# [Supplied entries]

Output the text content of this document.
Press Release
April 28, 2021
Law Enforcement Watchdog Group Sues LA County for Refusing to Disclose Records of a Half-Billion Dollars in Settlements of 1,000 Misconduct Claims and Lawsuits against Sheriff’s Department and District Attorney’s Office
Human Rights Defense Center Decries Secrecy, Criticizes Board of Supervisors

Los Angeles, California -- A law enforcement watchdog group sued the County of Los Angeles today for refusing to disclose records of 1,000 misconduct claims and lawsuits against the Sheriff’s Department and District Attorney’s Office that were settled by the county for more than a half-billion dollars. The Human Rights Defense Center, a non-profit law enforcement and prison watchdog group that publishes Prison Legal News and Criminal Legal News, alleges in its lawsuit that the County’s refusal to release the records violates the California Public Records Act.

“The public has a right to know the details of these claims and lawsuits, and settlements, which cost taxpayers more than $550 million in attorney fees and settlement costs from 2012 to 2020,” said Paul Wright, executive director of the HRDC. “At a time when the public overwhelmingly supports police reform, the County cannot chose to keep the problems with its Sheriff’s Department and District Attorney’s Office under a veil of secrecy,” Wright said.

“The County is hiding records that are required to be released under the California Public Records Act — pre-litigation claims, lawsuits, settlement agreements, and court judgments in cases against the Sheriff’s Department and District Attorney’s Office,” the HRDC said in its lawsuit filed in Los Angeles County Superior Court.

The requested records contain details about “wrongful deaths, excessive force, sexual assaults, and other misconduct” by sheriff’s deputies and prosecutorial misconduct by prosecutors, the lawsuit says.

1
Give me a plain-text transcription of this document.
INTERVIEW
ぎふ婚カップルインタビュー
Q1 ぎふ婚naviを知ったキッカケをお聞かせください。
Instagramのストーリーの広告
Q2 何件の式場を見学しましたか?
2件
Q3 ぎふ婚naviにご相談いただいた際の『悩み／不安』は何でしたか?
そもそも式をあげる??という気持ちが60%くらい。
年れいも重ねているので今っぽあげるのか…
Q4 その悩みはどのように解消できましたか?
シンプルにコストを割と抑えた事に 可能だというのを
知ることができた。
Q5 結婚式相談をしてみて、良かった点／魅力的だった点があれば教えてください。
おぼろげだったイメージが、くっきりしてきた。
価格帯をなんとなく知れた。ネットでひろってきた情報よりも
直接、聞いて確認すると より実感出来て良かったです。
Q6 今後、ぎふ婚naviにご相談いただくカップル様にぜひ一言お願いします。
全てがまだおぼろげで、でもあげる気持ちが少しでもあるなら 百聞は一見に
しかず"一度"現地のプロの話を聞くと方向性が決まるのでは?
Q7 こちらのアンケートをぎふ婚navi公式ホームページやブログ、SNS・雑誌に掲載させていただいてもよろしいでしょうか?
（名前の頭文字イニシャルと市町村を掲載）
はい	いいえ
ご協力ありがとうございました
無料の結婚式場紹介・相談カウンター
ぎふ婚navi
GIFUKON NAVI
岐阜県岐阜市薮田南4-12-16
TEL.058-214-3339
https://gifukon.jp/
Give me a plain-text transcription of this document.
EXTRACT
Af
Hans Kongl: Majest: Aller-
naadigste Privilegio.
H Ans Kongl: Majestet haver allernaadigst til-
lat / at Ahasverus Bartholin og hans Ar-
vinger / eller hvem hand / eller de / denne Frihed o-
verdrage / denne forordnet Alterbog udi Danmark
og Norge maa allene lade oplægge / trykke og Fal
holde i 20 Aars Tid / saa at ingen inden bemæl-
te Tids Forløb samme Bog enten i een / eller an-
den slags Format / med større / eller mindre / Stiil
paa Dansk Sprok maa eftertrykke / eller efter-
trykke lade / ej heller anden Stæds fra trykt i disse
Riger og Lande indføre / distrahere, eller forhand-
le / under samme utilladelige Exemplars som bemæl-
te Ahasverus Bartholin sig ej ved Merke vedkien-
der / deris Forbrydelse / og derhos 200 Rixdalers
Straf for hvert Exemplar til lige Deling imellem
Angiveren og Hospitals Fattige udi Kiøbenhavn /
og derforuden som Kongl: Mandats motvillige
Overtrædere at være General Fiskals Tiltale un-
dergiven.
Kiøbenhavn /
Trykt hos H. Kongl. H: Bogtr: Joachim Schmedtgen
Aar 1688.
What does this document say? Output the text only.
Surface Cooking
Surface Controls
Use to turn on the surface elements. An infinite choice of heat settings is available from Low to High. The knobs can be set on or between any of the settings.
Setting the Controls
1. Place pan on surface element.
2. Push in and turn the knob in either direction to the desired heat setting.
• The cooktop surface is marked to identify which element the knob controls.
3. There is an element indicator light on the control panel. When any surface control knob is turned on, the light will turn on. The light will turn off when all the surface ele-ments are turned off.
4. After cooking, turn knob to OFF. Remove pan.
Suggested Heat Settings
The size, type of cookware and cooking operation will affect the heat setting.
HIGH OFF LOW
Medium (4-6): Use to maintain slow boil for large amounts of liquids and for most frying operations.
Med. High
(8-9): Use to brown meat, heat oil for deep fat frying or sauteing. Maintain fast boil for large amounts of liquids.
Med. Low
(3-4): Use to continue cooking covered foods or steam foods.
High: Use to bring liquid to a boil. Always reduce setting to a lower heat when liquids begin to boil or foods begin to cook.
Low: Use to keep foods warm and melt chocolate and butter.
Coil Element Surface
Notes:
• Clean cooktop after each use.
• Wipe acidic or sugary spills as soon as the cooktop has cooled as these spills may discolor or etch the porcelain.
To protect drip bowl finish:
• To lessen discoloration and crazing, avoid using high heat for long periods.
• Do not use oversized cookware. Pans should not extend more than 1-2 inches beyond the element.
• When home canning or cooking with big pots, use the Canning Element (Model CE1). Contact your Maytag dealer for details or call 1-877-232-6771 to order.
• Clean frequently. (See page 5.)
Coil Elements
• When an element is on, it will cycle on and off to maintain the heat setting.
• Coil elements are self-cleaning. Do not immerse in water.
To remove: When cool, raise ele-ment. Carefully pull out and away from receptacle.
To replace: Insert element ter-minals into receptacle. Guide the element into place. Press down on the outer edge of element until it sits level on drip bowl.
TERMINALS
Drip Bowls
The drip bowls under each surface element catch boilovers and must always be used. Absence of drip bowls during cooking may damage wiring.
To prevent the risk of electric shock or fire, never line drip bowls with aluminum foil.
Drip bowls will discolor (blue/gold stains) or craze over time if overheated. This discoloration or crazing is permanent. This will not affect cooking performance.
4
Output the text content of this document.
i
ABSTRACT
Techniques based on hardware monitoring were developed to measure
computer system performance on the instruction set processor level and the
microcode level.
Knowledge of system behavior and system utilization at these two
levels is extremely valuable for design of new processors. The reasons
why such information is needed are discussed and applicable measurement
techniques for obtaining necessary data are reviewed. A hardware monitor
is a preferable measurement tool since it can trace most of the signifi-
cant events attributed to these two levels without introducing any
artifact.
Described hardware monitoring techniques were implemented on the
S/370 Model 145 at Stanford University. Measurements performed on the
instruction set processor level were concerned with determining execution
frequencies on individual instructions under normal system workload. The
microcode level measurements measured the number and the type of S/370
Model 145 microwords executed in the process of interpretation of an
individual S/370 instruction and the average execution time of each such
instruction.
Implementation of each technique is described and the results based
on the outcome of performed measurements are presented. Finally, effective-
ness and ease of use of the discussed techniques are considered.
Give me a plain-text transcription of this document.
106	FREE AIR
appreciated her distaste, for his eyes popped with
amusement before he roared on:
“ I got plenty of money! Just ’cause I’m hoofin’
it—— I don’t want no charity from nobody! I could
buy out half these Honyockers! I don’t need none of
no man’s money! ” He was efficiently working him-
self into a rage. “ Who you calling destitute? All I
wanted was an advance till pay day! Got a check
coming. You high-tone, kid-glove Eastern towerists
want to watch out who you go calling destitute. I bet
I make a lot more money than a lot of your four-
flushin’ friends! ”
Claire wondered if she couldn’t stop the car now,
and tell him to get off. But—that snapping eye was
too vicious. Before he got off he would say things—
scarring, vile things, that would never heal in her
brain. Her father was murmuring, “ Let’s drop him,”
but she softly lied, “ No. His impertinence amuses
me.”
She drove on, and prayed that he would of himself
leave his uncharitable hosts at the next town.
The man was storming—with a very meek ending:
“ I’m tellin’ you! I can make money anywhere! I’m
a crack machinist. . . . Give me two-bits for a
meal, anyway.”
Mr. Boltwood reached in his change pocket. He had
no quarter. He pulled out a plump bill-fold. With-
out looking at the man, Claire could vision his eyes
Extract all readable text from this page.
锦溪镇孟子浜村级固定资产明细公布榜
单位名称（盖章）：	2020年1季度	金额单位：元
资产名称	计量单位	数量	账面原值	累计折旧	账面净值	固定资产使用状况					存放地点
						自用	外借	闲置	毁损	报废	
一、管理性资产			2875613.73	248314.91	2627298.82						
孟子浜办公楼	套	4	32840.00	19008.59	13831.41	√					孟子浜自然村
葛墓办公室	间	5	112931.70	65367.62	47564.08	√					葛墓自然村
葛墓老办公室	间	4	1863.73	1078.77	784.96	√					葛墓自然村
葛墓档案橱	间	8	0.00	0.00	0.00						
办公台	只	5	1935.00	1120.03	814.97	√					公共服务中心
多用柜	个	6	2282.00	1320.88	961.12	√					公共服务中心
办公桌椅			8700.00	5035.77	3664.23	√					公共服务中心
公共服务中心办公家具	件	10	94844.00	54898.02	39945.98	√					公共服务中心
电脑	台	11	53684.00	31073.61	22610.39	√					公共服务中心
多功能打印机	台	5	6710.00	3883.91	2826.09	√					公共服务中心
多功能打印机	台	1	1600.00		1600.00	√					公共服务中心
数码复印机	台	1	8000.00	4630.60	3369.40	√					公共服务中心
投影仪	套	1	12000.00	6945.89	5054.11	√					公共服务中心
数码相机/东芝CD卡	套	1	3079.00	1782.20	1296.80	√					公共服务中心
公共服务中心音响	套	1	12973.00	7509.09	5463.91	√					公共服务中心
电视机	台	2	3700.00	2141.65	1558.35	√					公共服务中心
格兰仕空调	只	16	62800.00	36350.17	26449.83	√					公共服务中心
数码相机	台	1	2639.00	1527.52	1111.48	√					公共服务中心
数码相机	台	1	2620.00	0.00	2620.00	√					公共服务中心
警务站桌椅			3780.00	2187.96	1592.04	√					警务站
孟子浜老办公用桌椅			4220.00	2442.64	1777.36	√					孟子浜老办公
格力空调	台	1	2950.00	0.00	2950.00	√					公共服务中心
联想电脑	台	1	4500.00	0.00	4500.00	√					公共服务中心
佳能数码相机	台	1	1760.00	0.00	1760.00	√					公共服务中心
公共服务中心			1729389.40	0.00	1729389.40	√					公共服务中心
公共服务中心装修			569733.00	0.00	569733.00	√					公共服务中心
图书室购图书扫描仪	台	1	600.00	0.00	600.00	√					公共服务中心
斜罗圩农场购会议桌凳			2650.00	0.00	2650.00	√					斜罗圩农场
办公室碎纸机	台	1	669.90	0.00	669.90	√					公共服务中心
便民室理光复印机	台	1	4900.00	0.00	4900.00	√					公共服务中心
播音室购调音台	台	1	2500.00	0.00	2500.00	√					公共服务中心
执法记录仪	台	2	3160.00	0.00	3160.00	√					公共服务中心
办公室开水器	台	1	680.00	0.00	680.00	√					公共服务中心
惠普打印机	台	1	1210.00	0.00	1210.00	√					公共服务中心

# [Set exercise]
Isolate the lines that hold the word "will" and copy all of them.

# [Task solution]
3. There is an element indicator light on the control panel. When any surface control knob is turned on, the light will turn on. The light will turn off when all the surface ele-ments are turned off.
The size, type of cookware and cooking operation will affect the heat setting.
• When an element is on, it will cycle on and off to maintain the heat setting.
Drip bowls will discolor (blue/gold stains) or craze over time if overheated. This discoloration or crazing is permanent. This will not affect cooking performance.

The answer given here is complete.